##### Document

# Hello from Ireland



## Traditional Wool Craft (Jan 8, 2015)

I am a part time Wool Crafter living near Dublin in Ireland. I do mostly custom order of hand-spun yarn, hand knitted sweaters and Ganseys.


----------



## jumbleburt (Mar 10, 2011)

Welcome from Michigan, USA! Glad to have you join us.


----------



## Traditional Wool Craft (Jan 8, 2015)

Thank you 
:thumbup: 


jumbleburt said:


> Welcome from Michigan, USA! Glad to have you join us.


----------



## Lolly12 (Oct 10, 2012)

Welcome from very cold Thunder Bay, Ontario in Canada. The wool you are spinning looks lovely. I have a spinning wheel and multiple spindles. I don't spin a lot as it takes away from my knitting and vice versa, I guess I just don't know how to divide my time up between the two hobbies. Lol :-D :-D


----------



## Mary-Lou (Jun 4, 2014)

##########
##### Dataset extract

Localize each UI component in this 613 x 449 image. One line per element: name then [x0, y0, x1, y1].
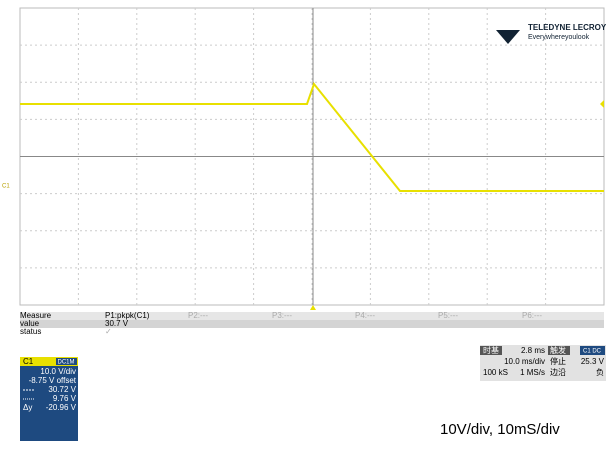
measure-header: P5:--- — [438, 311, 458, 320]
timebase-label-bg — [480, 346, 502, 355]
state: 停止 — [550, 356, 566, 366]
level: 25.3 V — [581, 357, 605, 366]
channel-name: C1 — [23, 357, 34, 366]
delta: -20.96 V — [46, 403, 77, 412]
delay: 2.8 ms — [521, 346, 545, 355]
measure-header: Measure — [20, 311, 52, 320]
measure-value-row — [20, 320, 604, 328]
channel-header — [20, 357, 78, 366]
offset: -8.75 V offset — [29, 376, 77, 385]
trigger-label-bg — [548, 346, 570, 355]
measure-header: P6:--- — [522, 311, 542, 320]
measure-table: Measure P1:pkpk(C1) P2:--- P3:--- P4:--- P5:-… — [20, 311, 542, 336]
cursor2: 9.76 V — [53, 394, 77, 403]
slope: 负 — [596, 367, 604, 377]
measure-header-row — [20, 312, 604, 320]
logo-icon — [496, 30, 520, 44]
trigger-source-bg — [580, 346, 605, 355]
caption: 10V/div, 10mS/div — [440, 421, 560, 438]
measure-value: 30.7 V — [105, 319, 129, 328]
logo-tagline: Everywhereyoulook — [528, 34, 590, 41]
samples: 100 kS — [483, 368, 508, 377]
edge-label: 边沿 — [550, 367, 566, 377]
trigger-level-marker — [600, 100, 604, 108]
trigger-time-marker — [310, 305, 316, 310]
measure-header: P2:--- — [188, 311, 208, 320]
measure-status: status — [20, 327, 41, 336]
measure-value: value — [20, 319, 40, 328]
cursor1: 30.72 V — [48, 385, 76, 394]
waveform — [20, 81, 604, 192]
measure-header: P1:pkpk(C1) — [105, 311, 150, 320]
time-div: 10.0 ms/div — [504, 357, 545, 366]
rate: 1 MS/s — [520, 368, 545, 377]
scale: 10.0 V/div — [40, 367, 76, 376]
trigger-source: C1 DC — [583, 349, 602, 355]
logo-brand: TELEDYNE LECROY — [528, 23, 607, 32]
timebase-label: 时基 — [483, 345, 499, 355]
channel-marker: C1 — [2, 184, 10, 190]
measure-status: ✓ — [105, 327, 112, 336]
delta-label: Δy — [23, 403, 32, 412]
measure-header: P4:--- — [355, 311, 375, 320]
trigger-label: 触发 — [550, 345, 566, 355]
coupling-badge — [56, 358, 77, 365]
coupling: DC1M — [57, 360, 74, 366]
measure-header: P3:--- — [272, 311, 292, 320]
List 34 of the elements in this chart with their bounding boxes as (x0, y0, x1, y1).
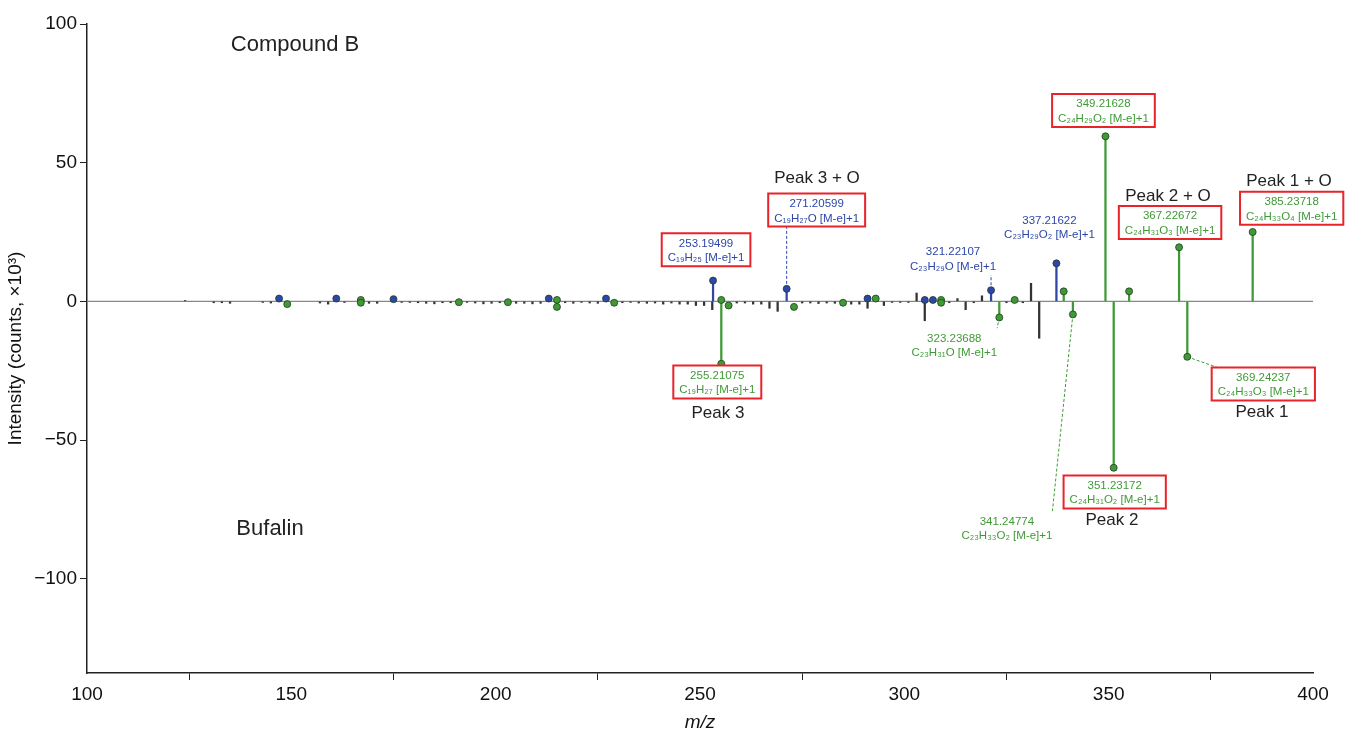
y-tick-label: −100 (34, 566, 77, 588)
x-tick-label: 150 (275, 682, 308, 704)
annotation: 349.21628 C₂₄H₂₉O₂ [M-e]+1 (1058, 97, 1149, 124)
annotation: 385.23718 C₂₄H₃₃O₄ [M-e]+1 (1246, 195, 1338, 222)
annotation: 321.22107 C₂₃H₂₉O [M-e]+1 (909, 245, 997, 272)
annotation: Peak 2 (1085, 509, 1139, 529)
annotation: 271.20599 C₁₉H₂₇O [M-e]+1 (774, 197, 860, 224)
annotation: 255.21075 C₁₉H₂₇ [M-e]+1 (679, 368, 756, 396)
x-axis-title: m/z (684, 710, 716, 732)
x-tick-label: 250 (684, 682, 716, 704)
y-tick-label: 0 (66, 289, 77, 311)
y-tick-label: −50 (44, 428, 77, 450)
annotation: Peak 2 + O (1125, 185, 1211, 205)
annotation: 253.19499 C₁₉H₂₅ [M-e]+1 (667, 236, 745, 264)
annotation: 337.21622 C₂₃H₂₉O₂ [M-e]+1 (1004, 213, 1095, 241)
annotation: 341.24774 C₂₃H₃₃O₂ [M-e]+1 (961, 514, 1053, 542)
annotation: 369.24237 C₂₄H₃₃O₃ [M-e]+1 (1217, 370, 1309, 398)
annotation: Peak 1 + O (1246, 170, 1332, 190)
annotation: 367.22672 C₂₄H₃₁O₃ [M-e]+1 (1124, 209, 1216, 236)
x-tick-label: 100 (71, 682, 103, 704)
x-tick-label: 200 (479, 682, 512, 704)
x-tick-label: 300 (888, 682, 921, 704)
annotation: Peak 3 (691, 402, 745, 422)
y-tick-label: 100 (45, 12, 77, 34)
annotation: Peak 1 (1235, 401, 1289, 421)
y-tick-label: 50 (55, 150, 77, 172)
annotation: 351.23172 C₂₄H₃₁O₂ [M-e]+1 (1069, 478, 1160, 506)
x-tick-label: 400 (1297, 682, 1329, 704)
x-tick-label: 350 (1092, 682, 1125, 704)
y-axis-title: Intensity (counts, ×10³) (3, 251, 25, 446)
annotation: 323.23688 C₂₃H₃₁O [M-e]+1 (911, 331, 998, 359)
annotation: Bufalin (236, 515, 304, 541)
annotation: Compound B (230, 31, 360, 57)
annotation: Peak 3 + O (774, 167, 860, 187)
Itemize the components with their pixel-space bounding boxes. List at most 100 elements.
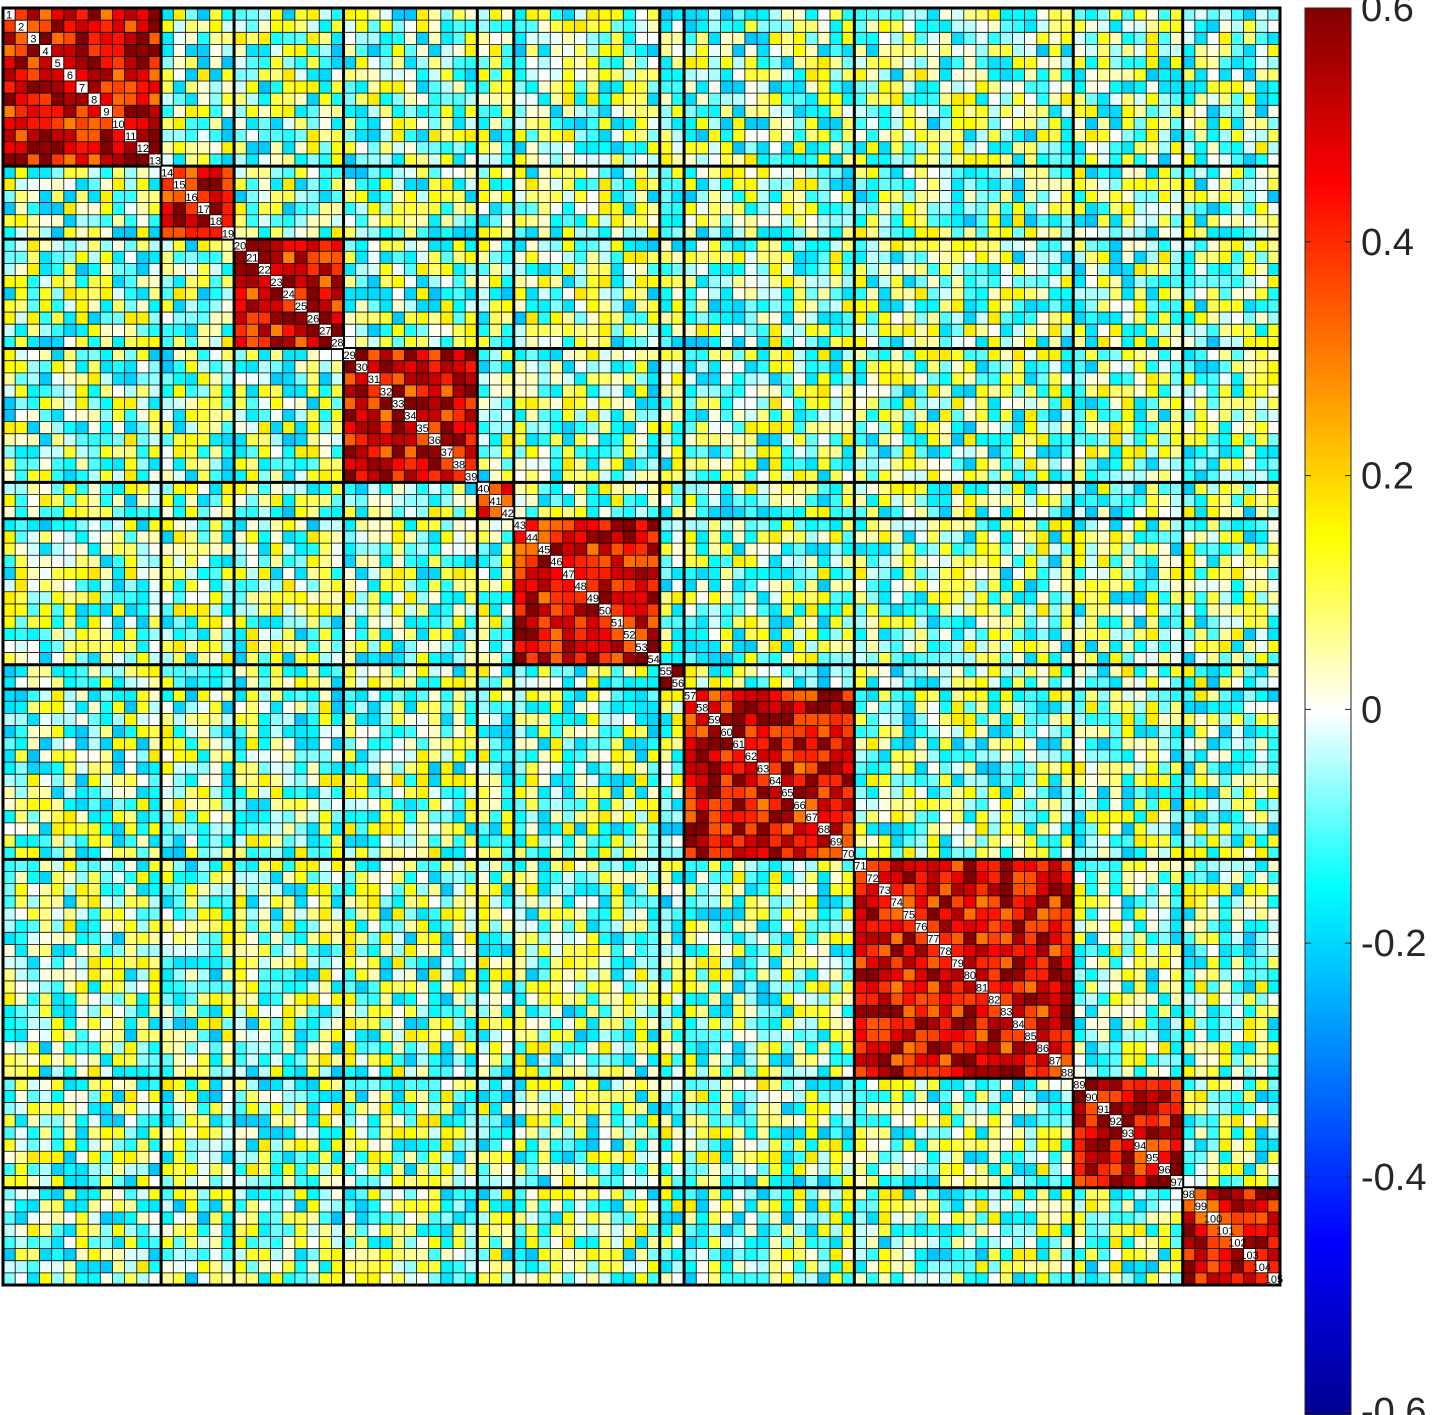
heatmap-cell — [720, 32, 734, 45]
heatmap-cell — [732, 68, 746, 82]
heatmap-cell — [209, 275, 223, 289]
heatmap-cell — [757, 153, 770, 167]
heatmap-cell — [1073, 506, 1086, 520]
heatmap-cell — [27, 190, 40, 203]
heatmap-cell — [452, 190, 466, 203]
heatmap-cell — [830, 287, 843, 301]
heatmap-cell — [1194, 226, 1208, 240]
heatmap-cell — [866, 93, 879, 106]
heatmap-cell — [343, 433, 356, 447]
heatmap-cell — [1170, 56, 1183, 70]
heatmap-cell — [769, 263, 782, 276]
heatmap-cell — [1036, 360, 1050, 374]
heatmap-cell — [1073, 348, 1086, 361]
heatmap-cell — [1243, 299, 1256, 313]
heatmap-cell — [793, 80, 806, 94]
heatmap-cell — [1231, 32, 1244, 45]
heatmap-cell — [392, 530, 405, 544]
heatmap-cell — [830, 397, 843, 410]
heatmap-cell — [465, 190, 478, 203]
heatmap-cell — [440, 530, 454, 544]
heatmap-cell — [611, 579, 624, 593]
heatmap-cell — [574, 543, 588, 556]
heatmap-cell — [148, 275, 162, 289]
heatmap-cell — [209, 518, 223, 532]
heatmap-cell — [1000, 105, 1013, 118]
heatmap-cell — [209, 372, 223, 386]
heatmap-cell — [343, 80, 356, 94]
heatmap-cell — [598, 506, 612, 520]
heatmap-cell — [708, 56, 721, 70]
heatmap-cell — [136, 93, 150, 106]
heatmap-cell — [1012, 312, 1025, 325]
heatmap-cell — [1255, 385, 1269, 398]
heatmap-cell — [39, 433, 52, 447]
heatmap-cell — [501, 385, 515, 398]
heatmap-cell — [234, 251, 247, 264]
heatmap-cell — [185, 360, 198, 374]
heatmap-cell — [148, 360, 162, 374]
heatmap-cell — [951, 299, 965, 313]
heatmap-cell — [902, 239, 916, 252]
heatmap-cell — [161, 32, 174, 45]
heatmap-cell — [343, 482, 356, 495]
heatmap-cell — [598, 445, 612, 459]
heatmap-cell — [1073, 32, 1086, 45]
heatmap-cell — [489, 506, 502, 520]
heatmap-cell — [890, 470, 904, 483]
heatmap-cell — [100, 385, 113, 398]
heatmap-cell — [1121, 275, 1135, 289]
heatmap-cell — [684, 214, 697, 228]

##########

## The exercise
Name each distinct username that heads a post in the forum thread, listing each once.

## Reply to the exercise
Traditional Wool Craft
jumbleburt
Lolly12
Mary-Lou